◆ AIM OF THE TASK
Can you output the records below exactly as they are written?
• • • • •
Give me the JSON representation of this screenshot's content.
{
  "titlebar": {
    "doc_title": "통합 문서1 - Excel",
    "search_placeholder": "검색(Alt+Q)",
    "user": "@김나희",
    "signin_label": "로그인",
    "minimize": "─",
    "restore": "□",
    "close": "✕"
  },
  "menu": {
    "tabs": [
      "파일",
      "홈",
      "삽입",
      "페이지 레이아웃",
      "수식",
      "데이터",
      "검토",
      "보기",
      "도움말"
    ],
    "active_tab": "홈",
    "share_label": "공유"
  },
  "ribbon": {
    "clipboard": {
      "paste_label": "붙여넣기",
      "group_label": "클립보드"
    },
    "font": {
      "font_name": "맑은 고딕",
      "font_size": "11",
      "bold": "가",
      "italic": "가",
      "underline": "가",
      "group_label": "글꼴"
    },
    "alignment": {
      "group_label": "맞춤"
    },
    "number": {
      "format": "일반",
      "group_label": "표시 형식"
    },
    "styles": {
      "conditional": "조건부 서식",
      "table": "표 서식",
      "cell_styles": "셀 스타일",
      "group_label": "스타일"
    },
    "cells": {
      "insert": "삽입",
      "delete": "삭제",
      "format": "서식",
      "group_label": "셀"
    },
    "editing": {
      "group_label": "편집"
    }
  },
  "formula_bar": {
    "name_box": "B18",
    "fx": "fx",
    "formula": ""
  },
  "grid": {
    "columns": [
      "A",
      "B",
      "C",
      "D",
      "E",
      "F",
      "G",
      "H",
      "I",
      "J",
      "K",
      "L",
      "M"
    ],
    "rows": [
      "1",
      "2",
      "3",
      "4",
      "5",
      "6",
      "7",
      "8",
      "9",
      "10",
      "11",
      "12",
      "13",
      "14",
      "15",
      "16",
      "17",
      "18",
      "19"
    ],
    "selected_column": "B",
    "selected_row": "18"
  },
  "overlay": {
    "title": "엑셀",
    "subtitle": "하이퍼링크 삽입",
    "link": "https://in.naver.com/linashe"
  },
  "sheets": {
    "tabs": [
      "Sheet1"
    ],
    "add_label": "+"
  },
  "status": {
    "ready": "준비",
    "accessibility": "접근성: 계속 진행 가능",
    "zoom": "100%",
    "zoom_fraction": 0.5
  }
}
• • • • •
◆ THE REPLY
Give me the JSON representation of this screenshot's content.
{
  "titlebar": {
    "doc_title": "통합 문서1 - Excel",
    "search_placeholder": "검색(Alt+Q)",
    "user": "@김나희",
    "signin_label": "로그인",
    "minimize": "─",
    "restore": "□",
    "close": "✕"
  },
  "menu": {
    "tabs": [
      "파일",
      "홈",
      "삽입",
      "페이지 레이아웃",
      "수식",
      "데이터",
      "검토",
      "보기",
      "도움말"
    ],
    "active_tab": "홈",
    "share_label": "공유"
  },
  "ribbon": {
    "clipboard": {
      "paste_label": "붙여넣기",
      "group_label": "클립보드"
    },
    "font": {
      "font_name": "맑은 고딕",
      "font_size": "11",
      "bold": "가",
      "italic": "가",
      "underline": "가",
      "group_label": "글꼴"
    },
    "alignment": {
      "group_label": "맞춤"
    },
    "number": {
      "format": "일반",
      "group_label": "표시 형식"
    },
    "styles": {
      "conditional": "조건부 서식",
      "table": "표 서식",
      "cell_styles": "셀 스타일",
      "group_label": "스타일"
    },
    "cells": {
      "insert": "삽입",
      "delete": "삭제",
      "format": "서식",
      "group_label": "셀"
    },
    "editing": {
      "group_label": "편집"
    }
  },
  "formula_bar": {
    "name_box": "B18",
    "fx": "fx",
    "formula": ""
  },
  "grid": {
    "columns": [
      "A",
      "B",
      "C",
      "D",
      "E",
      "F",
      "G",
      "H",
      "I",
      "J",
      "K",
      "L",
      "M"
    ],
    "rows": [
      "1",
      "2",
      "3",
      "4",
      "5",
      "6",
      "7",
      "8",
      "9",
      "10",
      "11",
      "12",
      "13",
      "14",
      "15",
      "16",
      "17",
      "18",
      "19"
    ],
    "selected_column": "B",
    "selected_row": "18"
  },
  "overlay": {
    "title": "엑셀",
    "subtitle": "하이퍼링크 삽입",
    "link": "https://in.naver.com/linashe"
  },
  "sheets": {
    "tabs": [
      "Sheet1"
    ],
    "add_label": "+"
  },
  "status": {
    "ready": "준비",
    "accessibility": "접근성: 계속 진행 가능",
    "zoom": "100%",
    "zoom_fraction": 0.5
  }
}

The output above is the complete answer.